▶ **What you should do**:
Convert every line of the records below into a Markdown table with the columns "Row" and "Entry," numbering each row in "Row" and placing the line's text in "Entry." Omit blank lines.

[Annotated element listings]
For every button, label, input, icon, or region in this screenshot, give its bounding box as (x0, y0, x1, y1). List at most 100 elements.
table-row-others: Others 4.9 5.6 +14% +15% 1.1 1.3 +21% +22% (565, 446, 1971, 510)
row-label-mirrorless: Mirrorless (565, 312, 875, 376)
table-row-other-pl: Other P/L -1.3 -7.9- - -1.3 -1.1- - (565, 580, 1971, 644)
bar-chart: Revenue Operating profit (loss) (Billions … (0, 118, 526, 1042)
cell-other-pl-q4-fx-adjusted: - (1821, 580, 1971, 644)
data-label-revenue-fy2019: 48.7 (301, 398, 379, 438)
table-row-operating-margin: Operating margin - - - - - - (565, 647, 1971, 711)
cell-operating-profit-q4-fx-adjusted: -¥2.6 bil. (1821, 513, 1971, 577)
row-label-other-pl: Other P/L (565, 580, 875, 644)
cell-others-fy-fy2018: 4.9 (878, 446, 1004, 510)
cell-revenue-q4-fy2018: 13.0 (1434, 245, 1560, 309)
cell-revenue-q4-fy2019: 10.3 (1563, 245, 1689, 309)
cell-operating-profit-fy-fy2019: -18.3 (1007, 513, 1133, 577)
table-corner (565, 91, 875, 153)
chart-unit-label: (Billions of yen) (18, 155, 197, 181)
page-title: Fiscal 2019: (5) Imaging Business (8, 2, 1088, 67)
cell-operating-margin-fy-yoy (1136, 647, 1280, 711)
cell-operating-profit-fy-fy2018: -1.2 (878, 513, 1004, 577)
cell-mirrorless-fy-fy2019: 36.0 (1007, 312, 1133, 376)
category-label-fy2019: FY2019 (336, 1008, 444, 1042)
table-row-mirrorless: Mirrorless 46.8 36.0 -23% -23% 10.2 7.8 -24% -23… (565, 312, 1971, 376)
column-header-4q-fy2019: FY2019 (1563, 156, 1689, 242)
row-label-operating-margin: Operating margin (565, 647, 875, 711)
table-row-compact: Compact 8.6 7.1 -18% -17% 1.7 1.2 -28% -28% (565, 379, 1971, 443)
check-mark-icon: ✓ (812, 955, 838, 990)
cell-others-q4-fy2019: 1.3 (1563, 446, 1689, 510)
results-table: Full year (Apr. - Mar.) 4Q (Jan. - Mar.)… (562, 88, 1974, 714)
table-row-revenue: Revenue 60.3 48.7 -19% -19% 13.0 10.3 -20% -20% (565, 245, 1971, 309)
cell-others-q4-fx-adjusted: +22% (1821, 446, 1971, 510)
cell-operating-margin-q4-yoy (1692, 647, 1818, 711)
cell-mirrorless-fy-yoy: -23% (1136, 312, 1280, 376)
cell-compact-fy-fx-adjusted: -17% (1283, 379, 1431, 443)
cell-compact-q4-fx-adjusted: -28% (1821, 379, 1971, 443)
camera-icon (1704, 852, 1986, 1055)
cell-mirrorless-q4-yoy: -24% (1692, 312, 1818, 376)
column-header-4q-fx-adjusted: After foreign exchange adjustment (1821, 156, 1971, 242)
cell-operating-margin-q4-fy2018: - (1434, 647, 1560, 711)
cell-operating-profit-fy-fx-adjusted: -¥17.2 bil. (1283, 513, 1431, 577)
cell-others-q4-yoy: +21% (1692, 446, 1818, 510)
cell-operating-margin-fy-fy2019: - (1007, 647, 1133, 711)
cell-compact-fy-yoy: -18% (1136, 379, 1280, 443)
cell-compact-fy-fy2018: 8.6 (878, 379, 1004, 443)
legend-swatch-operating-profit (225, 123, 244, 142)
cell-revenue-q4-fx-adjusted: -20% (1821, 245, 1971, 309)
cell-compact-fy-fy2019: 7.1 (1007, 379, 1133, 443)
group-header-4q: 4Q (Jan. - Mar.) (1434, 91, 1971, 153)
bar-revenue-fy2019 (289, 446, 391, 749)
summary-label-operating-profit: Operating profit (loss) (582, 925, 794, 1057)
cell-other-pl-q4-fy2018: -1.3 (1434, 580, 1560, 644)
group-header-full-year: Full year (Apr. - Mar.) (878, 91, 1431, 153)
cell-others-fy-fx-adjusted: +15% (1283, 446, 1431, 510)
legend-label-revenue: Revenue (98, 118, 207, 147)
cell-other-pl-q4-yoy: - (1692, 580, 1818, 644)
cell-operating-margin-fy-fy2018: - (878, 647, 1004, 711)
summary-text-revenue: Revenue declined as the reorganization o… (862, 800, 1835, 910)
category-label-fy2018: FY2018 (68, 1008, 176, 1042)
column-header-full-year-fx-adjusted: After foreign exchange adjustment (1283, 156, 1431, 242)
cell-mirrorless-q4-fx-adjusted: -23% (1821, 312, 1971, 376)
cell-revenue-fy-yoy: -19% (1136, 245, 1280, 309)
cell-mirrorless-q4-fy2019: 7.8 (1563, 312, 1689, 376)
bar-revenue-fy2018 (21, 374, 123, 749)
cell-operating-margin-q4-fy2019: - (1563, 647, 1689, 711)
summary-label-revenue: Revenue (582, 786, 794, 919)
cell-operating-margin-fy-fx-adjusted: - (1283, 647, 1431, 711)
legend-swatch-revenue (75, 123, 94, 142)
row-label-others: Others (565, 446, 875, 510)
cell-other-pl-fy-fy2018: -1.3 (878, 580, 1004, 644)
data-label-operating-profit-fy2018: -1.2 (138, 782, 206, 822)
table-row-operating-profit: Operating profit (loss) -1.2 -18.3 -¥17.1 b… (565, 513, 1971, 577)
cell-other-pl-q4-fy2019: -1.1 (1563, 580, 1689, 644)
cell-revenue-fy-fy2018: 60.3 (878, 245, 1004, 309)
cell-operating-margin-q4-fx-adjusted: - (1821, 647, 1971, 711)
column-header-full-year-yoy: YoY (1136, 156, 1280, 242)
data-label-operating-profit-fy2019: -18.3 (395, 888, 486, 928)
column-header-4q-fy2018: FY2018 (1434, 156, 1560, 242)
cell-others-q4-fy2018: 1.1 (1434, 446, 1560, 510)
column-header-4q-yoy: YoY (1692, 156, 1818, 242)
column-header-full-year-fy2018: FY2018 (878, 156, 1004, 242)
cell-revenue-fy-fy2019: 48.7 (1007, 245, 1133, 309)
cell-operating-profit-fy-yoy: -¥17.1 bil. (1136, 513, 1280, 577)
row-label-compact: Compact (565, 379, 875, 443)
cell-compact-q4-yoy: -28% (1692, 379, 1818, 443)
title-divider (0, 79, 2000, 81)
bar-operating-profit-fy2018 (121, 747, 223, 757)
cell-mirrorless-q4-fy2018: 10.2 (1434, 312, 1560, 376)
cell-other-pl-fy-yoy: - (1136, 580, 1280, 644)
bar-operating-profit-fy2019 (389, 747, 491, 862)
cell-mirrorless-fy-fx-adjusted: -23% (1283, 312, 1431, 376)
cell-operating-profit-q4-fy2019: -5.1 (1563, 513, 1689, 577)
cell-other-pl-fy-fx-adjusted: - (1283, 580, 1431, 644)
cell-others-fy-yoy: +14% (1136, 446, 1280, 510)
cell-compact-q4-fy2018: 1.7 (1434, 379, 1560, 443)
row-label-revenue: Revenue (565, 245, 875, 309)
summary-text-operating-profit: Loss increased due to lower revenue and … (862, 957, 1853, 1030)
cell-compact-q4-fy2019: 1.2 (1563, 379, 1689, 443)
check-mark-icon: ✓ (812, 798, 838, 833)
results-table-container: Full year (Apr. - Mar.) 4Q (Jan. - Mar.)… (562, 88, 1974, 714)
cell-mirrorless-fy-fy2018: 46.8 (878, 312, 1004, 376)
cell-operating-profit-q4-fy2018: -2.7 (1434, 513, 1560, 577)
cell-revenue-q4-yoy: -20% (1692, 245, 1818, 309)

▶ **Solution for this exercise**:
| Row | Entry |
|---|---|
| 1 | For every button, label, input, icon, or region in this screenshot, give its bounding box as (x0, y0, x1, y1). List at most 100 elements. |
| 2 | table-row-others: Others 4.9 5.6 +14% +15% 1.1 1.3 +21% +22% (565, 446, 1971, 510) |
| 3 | row-label-mirrorless: Mirrorless (565, 312, 875, 376) |
| 4 | table-row-other-pl: Other P/L -1.3 -7.9- - -1.3 -1.1- - (565, 580, 1971, 644) |
| 5 | bar-chart: Revenue Operating profit (loss) (Billions … (0, 118, 526, 1042) |
| 6 | cell-other-pl-q4-fx-adjusted: - (1821, 580, 1971, 644) |
| 7 | data-label-revenue-fy2019: 48.7 (301, 398, 379, 438) |
| 8 | table-row-operating-margin: Operating margin - - - - - - (565, 647, 1971, 711) |
| 9 | cell-operating-profit-q4-fx-adjusted: -¥2.6 bil. (1821, 513, 1971, 577) |
| 10 | row-label-other-pl: Other P/L (565, 580, 875, 644) |
| 11 | cell-others-fy-fy2018: 4.9 (878, 446, 1004, 510) |
| 12 | cell-revenue-q4-fy2018: 13.0 (1434, 245, 1560, 309) |
| 13 | cell-revenue-q4-fy2019: 10.3 (1563, 245, 1689, 309) |
| 14 | cell-operating-profit-fy-fy2019: -18.3 (1007, 513, 1133, 577) |
| 15 | table-corner (565, 91, 875, 153) |
| 16 | chart-unit-label: (Billions of yen) (18, 155, 197, 181) |
| 17 | page-title: Fiscal 2019: (5) Imaging Business (8, 2, 1088, 67) |
| 18 | cell-operating-margin-fy-yoy (1136, 647, 1280, 711) |
| 19 | cell-operating-profit-fy-fy2018: -1.2 (878, 513, 1004, 577) |
| 20 | cell-mirrorless-fy-fy2019: 36.0 (1007, 312, 1133, 376) |
| 21 | category-label-fy2019: FY2019 (336, 1008, 444, 1042) |
| 22 | table-row-mirrorless: Mirrorless 46.8 36.0 -23% -23% 10.2 7.8 -24% -23… (565, 312, 1971, 376) |
| 23 | column-header-4q-fy2019: FY2019 (1563, 156, 1689, 242) |
| 24 | row-label-operating-margin: Operating margin (565, 647, 875, 711) |
| 25 | table-row-compact: Compact 8.6 7.1 -18% -17% 1.7 1.2 -28% -28% (565, 379, 1971, 443) |
| 26 | check-mark-icon: ✓ (812, 955, 838, 990) |
| 27 | cell-others-q4-fy2019: 1.3 (1563, 446, 1689, 510) |
| 28 | results-table: Full year (Apr. - Mar.) 4Q (Jan. - Mar.)… (562, 88, 1974, 714) |
| 29 | table-row-revenue: Revenue 60.3 48.7 -19% -19% 13.0 10.3 -20% -20% (565, 245, 1971, 309) |
| 30 | cell-others-q4-fx-adjusted: +22% (1821, 446, 1971, 510) |
| 31 | cell-operating-margin-q4-yoy (1692, 647, 1818, 711) |
| 32 | cell-mirrorless-fy-yoy: -23% (1136, 312, 1280, 376) |
| 33 | cell-compact-fy-fx-adjusted: -17% (1283, 379, 1431, 443) |
| 34 | cell-compact-q4-fx-adjusted: -28% (1821, 379, 1971, 443) |
| 35 | camera-icon (1704, 852, 1986, 1055) |
| 36 | cell-mirrorless-q4-yoy: -24% (1692, 312, 1818, 376) |
| 37 | column-header-4q-fx-adjusted: After foreign exchange adjustment (1821, 156, 1971, 242) |
| 38 | cell-operating-margin-q4-fy2018: - (1434, 647, 1560, 711) |
| 39 | cell-operating-profit-fy-fx-adjusted: -¥17.2 bil. (1283, 513, 1431, 577) |
| 40 | cell-others-q4-yoy: +21% (1692, 446, 1818, 510) |
| 41 | cell-operating-margin-fy-fy2019: - (1007, 647, 1133, 711) |
| 42 | cell-compact-fy-yoy: -18% (1136, 379, 1280, 443) |
| 43 | cell-compact-fy-fy2018: 8.6 (878, 379, 1004, 443) |
| 44 | legend-swatch-operating-profit (225, 123, 244, 142) |
| 45 | cell-revenue-q4-fx-adjusted: -20% (1821, 245, 1971, 309) |
| 46 | cell-compact-fy-fy2019: 7.1 (1007, 379, 1133, 443) |
| 47 | group-header-4q: 4Q (Jan. - Mar.) (1434, 91, 1971, 153) |
| 48 | bar-revenue-fy2019 (289, 446, 391, 749) |
| 49 | summary-label-operating-profit: Operating profit (loss) (582, 925, 794, 1057) |
| 50 | cell-other-pl-q4-fy2018: -1.3 (1434, 580, 1560, 644) |
| 51 | group-header-full-year: Full year (Apr. - Mar.) (878, 91, 1431, 153) |
| 52 | cell-others-fy-fx-adjusted: +15% (1283, 446, 1431, 510) |
| 53 | legend-label-revenue: Revenue (98, 118, 207, 147) |
| 54 | cell-other-pl-q4-yoy: - (1692, 580, 1818, 644) |
| 55 | cell-operating-margin-fy-fy2018: - (878, 647, 1004, 711) |
| 56 | summary-text-revenue: Revenue declined as the reorganization o… (862, 800, 1835, 910) |
| 57 | category-label-fy2018: FY2018 (68, 1008, 176, 1042) |
| 58 | column-header-full-year-fx-adjusted: After foreign exchange adjustment (1283, 156, 1431, 242) |
| 59 | cell-mirrorless-q4-fx-adjusted: -23% (1821, 312, 1971, 376) |
| 60 | cell-revenue-fy-yoy: -19% (1136, 245, 1280, 309) |
| 61 | cell-mirrorless-q4-fy2019: 7.8 (1563, 312, 1689, 376) |
| 62 | bar-revenue-fy2018 (21, 374, 123, 749) |
| 63 | cell-operating-margin-q4-fy2019: - (1563, 647, 1689, 711) |
| 64 | summary-label-revenue: Revenue (582, 786, 794, 919) |
| 65 | cell-operating-margin-fy-fx-adjusted: - (1283, 647, 1431, 711) |
| 66 | legend-swatch-revenue (75, 123, 94, 142) |
| 67 | row-label-others: Others (565, 446, 875, 510) |
| 68 | cell-other-pl-fy-fy2018: -1.3 (878, 580, 1004, 644) |
| 69 | data-label-operating-profit-fy2018: -1.2 (138, 782, 206, 822) |
| 70 | table-row-operating-profit: Operating profit (loss) -1.2 -18.3 -¥17.1 b… (565, 513, 1971, 577) |
| 71 | cell-other-pl-q4-fy2019: -1.1 (1563, 580, 1689, 644) |
| 72 | cell-revenue-fy-fy2018: 60.3 (878, 245, 1004, 309) |
| 73 | cell-operating-margin-q4-fx-adjusted: - (1821, 647, 1971, 711) |
| 74 | column-header-full-year-yoy: YoY (1136, 156, 1280, 242) |
| 75 | data-label-operating-profit-fy2019: -18.3 (395, 888, 486, 928) |
| 76 | column-header-4q-fy2018: FY2018 (1434, 156, 1560, 242) |
| 77 | cell-others-q4-fy2018: 1.1 (1434, 446, 1560, 510) |
| 78 | column-header-4q-yoy: YoY (1692, 156, 1818, 242) |
| 79 | column-header-full-year-fy2018: FY2018 (878, 156, 1004, 242) |
| 80 | cell-revenue-fy-fy2019: 48.7 (1007, 245, 1133, 309) |
| 81 | cell-operating-profit-fy-yoy: -¥17.1 bil. (1136, 513, 1280, 577) |
| 82 | row-label-compact: Compact (565, 379, 875, 443) |
| 83 | cell-compact-q4-yoy: -28% (1692, 379, 1818, 443) |
| 84 | title-divider (0, 79, 2000, 81) |
| 85 | bar-operating-profit-fy2018 (121, 747, 223, 757) |
| 86 | cell-mirrorless-q4-fy2018: 10.2 (1434, 312, 1560, 376) |
| 87 | cell-other-pl-fy-yoy: - (1136, 580, 1280, 644) |
| 88 | bar-operating-profit-fy2019 (389, 747, 491, 862) |
| 89 | cell-mirrorless-fy-fx-adjusted: -23% (1283, 312, 1431, 376) |
| 90 | cell-operating-profit-q4-fy2019: -5.1 (1563, 513, 1689, 577) |
| 91 | cell-other-pl-fy-fx-adjusted: - (1283, 580, 1431, 644) |
| 92 | cell-others-fy-yoy: +14% (1136, 446, 1280, 510) |
| 93 | cell-compact-q4-fy2018: 1.7 (1434, 379, 1560, 443) |
| 94 | row-label-revenue: Revenue (565, 245, 875, 309) |
| 95 | summary-text-operating-profit: Loss increased due to lower revenue and … (862, 957, 1853, 1030) |
| 96 | cell-compact-q4-fy2019: 1.2 (1563, 379, 1689, 443) |
| 97 | check-mark-icon: ✓ (812, 798, 838, 833) |
| 98 | results-table-container: Full year (Apr. - Mar.) 4Q (Jan. - Mar.)… (562, 88, 1974, 714) |
| 99 | cell-mirrorless-fy-fy2018: 46.8 (878, 312, 1004, 376) |
| 100 | cell-operating-profit-q4-fy2018: -2.7 (1434, 513, 1560, 577) |
| 101 | cell-revenue-q4-yoy: -20% (1692, 245, 1818, 309) |